Data entries:
▶
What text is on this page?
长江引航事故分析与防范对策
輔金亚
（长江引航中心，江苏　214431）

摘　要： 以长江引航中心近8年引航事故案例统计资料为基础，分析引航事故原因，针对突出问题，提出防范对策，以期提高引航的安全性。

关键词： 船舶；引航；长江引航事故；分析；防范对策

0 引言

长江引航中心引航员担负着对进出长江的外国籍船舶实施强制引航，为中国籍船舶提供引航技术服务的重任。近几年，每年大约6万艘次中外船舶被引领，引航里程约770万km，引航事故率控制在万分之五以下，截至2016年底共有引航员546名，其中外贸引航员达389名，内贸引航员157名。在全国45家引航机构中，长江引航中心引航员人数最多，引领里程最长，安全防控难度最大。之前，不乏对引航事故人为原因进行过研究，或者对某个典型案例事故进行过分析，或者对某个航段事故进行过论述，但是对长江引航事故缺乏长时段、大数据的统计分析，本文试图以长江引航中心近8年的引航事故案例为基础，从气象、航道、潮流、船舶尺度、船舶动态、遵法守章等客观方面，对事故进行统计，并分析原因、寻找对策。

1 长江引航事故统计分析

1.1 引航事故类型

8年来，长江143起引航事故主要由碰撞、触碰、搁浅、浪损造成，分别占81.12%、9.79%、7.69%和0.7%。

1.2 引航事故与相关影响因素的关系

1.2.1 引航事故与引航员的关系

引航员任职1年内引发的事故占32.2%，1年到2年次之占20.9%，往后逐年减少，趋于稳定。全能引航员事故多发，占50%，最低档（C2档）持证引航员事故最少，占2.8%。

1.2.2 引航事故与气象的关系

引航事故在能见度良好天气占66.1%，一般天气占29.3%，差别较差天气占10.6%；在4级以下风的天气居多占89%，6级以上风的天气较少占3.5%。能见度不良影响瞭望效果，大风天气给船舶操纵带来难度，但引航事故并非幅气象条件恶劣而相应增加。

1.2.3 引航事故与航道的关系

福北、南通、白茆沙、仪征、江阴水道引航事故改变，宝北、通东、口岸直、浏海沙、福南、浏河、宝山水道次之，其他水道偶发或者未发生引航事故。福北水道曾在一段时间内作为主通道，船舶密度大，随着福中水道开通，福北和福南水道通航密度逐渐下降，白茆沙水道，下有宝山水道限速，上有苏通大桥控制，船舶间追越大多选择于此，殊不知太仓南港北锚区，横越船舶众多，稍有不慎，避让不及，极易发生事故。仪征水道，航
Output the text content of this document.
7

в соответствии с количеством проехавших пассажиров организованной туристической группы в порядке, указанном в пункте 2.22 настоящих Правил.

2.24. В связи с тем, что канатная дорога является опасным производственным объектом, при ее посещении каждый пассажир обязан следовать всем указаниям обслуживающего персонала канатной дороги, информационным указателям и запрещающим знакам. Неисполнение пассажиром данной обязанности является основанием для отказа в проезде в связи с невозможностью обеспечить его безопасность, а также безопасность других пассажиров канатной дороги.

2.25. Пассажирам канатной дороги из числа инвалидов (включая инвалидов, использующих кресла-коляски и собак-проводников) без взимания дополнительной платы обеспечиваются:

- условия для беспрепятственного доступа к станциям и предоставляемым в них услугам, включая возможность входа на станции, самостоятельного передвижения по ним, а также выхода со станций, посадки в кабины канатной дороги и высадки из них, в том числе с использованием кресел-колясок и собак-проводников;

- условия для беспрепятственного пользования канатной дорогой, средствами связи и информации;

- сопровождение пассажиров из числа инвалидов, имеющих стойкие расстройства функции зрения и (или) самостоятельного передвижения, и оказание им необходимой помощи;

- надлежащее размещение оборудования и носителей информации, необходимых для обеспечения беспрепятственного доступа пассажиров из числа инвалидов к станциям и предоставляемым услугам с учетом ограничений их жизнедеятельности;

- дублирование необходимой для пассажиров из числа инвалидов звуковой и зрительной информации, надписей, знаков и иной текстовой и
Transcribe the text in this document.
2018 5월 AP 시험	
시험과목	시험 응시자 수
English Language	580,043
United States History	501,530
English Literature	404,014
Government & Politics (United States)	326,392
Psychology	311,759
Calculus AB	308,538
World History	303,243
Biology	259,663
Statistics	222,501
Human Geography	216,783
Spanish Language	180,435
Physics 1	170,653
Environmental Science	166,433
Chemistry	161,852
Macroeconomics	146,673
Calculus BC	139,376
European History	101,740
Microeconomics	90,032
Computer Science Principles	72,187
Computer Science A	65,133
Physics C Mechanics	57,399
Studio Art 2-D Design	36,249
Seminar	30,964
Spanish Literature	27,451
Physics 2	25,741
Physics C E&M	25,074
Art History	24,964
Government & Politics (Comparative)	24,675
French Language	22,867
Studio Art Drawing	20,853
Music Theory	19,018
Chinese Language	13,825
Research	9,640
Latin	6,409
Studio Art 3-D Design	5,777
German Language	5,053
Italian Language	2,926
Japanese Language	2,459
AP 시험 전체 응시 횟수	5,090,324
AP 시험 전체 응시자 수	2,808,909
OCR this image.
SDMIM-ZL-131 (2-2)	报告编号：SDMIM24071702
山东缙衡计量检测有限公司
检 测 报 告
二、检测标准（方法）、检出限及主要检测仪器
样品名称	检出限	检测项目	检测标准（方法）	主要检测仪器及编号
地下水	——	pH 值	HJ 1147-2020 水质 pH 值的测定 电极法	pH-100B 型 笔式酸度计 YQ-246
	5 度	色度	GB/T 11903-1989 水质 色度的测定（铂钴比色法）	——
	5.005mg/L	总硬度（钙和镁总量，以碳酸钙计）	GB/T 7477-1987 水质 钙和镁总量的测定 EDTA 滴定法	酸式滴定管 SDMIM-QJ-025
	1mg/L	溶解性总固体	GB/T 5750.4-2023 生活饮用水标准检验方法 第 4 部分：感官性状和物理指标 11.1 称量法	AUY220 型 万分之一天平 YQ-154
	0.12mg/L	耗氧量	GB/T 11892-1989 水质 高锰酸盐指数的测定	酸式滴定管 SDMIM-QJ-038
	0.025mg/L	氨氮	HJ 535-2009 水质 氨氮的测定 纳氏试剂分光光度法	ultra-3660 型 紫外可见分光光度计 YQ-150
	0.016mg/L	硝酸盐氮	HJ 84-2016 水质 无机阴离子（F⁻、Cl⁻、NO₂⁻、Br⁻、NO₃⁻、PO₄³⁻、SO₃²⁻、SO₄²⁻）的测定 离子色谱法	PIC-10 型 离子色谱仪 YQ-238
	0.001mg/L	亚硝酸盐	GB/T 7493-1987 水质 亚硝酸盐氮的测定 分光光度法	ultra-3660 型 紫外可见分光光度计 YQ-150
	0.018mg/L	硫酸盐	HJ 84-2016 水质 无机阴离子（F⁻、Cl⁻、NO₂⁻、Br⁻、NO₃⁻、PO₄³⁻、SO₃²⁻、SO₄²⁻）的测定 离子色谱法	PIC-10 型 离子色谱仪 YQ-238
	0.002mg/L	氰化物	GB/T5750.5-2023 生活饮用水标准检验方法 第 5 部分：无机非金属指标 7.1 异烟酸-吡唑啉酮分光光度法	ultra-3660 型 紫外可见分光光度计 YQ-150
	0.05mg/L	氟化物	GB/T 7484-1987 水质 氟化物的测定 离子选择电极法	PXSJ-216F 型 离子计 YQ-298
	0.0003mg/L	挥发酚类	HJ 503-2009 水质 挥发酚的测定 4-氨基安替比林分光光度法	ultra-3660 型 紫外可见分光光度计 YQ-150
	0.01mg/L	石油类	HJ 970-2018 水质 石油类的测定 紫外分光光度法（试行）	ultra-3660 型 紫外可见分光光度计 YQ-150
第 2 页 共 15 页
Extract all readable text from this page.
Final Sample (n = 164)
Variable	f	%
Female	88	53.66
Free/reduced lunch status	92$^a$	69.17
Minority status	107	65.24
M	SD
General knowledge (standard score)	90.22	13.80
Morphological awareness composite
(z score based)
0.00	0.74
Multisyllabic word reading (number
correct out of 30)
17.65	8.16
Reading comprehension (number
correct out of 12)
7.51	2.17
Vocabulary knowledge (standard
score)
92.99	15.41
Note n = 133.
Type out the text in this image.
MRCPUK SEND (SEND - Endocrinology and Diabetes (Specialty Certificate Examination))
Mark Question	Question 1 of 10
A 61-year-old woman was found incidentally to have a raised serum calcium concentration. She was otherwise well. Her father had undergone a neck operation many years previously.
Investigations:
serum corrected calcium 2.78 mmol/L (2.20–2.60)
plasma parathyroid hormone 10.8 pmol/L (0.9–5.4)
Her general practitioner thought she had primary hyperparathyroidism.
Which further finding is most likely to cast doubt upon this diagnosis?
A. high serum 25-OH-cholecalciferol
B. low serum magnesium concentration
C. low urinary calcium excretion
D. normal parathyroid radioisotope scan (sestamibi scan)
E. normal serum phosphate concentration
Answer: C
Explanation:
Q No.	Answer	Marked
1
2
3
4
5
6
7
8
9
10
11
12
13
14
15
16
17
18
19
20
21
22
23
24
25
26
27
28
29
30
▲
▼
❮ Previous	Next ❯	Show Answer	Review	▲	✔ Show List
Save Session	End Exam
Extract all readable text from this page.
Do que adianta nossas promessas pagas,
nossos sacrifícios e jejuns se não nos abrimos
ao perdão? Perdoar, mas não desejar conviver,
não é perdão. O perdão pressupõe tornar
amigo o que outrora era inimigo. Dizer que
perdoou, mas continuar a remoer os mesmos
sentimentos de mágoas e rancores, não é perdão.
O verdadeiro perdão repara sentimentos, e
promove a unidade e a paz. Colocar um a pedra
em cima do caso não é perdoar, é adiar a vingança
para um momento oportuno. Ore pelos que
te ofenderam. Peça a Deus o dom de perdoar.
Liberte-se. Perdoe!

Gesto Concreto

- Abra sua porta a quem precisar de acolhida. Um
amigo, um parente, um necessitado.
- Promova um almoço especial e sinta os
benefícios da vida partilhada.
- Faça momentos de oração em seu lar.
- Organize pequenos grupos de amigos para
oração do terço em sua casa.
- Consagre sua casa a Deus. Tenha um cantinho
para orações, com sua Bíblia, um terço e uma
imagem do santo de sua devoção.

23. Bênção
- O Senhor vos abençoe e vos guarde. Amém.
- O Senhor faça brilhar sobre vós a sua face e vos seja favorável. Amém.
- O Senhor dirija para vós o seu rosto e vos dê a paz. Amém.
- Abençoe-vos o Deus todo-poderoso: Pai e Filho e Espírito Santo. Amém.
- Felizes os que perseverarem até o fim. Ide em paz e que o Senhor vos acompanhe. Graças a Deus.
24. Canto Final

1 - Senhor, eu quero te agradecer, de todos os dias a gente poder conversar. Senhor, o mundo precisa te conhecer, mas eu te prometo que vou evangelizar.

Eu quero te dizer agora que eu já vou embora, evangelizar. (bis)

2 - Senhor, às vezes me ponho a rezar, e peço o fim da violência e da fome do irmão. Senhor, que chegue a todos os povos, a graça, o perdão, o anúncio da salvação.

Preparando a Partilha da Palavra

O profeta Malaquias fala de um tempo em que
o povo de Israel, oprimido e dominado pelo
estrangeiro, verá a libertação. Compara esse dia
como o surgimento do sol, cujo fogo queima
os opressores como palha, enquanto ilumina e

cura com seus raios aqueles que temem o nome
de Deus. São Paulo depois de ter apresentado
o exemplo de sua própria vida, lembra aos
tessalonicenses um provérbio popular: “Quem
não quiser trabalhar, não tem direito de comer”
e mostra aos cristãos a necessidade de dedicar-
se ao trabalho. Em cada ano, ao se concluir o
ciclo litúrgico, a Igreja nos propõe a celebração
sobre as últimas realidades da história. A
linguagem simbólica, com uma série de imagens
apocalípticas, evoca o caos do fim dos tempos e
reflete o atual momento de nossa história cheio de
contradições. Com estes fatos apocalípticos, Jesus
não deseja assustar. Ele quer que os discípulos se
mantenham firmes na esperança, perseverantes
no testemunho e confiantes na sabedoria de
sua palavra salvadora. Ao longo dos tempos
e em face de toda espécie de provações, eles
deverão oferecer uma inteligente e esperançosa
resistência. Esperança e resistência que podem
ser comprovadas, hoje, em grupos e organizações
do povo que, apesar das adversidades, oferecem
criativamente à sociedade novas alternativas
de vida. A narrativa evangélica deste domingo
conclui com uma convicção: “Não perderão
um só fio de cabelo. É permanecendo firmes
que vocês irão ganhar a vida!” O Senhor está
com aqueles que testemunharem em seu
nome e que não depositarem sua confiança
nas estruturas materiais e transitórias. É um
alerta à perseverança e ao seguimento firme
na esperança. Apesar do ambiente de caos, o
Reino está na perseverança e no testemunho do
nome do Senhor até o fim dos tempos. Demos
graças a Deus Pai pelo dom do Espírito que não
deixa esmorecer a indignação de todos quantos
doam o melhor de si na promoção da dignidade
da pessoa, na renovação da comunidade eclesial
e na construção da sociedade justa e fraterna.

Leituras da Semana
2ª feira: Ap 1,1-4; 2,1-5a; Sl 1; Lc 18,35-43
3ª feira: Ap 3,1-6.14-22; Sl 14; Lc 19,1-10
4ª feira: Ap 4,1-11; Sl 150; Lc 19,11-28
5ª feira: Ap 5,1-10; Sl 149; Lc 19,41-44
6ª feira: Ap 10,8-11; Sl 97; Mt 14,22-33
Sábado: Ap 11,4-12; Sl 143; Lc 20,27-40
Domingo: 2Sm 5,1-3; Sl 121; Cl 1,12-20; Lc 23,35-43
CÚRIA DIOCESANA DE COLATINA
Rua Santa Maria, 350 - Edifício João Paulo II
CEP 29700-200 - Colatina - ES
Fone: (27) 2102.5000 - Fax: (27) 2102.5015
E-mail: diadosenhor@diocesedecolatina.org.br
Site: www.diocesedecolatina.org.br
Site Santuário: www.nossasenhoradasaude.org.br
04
◀
WHAT YOU HAVE TO DO: Lines that hold the word "Language" are the ones to return, every one of them.

COMPLETED TASK:
English Language	580,043
Spanish Language	180,435
French Language	22,867
Chinese Language	13,825
German Language	5,053
Italian Language	2,926
Japanese Language	2,459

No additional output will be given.